Go through the listing and pick out each line with the word "Court" in it.

=-=-=

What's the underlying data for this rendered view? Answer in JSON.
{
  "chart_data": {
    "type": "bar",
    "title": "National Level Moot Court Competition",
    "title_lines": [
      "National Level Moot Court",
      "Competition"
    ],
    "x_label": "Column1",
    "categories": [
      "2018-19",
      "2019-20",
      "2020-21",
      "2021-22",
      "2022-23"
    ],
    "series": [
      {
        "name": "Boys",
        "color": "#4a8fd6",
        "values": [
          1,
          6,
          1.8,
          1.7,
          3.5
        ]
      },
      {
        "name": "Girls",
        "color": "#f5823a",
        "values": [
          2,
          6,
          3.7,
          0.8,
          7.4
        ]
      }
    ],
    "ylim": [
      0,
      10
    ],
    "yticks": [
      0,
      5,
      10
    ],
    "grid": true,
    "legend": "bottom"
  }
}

=-=-=

* Worked answer
    "title": "National Level Moot Court Competition",
      "National Level Moot Court",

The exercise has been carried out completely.